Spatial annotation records
============================================================
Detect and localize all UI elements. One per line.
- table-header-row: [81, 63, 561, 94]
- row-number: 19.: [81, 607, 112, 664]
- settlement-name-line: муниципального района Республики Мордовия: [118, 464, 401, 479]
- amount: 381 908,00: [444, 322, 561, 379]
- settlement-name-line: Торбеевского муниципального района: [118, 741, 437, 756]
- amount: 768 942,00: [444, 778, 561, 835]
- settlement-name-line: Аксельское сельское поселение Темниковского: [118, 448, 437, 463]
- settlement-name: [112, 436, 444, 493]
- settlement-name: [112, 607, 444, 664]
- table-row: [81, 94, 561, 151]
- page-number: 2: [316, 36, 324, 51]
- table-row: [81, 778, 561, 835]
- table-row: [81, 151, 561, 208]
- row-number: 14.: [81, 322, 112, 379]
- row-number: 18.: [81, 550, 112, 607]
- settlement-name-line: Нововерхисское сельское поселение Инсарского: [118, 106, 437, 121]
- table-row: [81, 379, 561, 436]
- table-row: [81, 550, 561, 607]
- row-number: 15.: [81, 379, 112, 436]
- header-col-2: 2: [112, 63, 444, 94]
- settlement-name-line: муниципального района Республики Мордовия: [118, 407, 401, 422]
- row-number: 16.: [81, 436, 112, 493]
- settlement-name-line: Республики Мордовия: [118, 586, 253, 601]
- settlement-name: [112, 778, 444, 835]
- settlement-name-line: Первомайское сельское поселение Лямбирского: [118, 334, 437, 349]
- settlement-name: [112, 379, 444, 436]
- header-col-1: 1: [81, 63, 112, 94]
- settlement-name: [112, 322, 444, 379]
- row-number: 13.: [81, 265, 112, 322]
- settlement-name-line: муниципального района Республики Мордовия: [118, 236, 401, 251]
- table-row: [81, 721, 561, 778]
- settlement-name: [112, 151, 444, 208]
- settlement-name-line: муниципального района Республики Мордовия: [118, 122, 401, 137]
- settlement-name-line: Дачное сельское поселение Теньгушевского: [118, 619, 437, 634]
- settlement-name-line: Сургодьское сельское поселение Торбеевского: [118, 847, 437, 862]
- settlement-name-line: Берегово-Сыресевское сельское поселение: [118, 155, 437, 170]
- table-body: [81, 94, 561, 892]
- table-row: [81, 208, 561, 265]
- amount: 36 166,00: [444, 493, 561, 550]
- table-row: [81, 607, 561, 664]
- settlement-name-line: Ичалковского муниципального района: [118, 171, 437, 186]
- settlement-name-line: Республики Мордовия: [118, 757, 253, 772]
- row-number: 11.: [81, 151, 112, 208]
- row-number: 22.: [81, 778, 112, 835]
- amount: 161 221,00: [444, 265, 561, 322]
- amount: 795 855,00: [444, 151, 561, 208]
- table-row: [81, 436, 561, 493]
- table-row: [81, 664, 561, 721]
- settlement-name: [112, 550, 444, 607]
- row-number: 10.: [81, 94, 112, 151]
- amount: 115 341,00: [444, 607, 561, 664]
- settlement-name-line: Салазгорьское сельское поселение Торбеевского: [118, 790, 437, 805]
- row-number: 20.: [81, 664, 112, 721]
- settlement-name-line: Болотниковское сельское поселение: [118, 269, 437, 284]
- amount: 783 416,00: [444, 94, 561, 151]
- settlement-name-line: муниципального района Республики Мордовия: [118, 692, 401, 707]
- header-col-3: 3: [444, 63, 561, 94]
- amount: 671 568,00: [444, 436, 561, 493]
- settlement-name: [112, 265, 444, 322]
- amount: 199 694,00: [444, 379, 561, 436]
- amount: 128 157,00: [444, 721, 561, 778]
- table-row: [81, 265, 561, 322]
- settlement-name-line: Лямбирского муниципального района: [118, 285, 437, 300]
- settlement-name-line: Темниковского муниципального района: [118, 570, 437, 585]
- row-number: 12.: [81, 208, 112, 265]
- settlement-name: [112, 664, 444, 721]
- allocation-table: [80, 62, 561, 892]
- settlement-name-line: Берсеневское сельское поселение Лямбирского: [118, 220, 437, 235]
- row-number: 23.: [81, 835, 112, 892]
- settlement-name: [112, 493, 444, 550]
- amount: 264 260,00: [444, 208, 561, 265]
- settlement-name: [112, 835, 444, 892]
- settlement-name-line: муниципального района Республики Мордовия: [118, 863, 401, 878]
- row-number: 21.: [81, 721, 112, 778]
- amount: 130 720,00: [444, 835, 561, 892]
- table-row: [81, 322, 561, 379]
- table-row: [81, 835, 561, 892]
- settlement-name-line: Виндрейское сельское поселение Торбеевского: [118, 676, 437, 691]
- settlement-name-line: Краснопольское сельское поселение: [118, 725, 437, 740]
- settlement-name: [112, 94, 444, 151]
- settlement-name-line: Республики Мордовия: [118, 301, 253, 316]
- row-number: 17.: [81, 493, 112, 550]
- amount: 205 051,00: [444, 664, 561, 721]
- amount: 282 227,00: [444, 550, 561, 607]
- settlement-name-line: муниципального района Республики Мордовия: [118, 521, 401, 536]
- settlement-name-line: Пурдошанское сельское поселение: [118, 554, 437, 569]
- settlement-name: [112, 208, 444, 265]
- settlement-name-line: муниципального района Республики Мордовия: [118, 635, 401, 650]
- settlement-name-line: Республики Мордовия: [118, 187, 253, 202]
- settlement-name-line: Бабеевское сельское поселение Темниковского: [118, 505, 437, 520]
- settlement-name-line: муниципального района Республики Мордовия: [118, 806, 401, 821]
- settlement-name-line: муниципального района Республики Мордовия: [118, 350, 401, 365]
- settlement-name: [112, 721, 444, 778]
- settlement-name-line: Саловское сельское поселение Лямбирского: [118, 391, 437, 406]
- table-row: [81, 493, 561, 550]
============================================================
WHAT IS ASKED: Retype the data from its first line through the line that contains "- table-row: [81, 778, 561, 835]", keeping every character of each line unchanged.

SOLVED PROBLEM:
Detect and localize all UI elements. One per line.
- table-header-row: [81, 63, 561, 94]
- row-number: 19.: [81, 607, 112, 664]
- settlement-name-line: муниципального района Республики Мордовия: [118, 464, 401, 479]
- amount: 381 908,00: [444, 322, 561, 379]
- settlement-name-line: Торбеевского муниципального района: [118, 741, 437, 756]
- amount: 768 942,00: [444, 778, 561, 835]
- settlement-name-line: Аксельское сельское поселение Темниковского: [118, 448, 437, 463]
- settlement-name: [112, 436, 444, 493]
- settlement-name: [112, 607, 444, 664]
- table-row: [81, 94, 561, 151]
- page-number: 2: [316, 36, 324, 51]
- table-row: [81, 778, 561, 835]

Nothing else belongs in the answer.